EXERCISE BRIEF ▸ From the listing below, return each line that includes "территории".

Stored entries ▸
★ ★ ★ ★ ★
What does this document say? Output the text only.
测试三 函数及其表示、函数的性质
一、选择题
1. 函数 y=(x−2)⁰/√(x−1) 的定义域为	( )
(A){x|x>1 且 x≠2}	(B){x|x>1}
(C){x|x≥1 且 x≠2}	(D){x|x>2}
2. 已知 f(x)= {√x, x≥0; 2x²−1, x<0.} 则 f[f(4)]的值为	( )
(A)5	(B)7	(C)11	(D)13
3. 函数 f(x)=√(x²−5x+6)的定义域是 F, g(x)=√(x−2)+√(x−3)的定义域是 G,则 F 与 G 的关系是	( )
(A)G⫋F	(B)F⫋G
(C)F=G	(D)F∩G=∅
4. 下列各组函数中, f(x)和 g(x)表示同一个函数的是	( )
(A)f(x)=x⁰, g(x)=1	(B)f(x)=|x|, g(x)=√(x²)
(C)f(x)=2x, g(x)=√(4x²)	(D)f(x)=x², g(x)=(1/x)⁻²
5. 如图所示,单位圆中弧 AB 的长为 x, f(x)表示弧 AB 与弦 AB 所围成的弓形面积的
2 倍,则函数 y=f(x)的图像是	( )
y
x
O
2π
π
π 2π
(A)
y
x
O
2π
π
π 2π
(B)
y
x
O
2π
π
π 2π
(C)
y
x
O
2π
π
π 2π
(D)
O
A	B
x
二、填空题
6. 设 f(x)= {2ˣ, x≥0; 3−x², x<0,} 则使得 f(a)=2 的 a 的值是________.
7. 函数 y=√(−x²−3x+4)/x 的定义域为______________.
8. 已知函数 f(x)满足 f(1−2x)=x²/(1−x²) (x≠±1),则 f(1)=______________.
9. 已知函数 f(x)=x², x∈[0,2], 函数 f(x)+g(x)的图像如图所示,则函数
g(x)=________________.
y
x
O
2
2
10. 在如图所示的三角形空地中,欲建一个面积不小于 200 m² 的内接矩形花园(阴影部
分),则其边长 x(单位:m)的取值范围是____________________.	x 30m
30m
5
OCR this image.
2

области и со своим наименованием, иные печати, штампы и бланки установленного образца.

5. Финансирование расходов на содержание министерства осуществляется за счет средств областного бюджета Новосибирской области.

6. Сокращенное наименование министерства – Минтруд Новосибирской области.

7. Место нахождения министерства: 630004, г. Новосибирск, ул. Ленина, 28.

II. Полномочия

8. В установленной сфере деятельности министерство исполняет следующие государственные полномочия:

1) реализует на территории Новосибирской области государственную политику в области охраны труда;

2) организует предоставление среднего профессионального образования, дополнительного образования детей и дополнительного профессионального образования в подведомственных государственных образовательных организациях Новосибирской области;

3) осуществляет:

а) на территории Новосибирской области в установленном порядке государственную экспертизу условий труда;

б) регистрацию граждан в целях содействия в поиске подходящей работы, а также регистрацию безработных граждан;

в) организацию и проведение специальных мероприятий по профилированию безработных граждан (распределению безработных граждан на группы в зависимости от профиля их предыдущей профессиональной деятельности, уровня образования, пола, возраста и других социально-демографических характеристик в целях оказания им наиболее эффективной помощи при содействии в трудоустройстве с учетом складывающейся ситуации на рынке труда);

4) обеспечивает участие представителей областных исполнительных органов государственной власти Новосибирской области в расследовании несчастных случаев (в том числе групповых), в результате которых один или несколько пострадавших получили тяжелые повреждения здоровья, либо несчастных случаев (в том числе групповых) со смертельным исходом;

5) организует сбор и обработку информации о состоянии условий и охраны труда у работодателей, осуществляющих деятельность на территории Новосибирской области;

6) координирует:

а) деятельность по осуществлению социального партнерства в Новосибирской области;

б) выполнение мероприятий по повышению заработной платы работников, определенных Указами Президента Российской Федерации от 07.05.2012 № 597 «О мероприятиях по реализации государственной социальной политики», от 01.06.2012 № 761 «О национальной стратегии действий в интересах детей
★ ★ ★ ★ ★
ANSWER ▸
1) реализует на территории Новосибирской области государственную политику в области охраны труда;
а) на территории Новосибирской области в установленном порядке государственную экспертизу условий труда;
5) организует сбор и обработку информации о состоянии условий и охраны труда у работодателей, осуществляющих деятельность на территории Новосибирской области;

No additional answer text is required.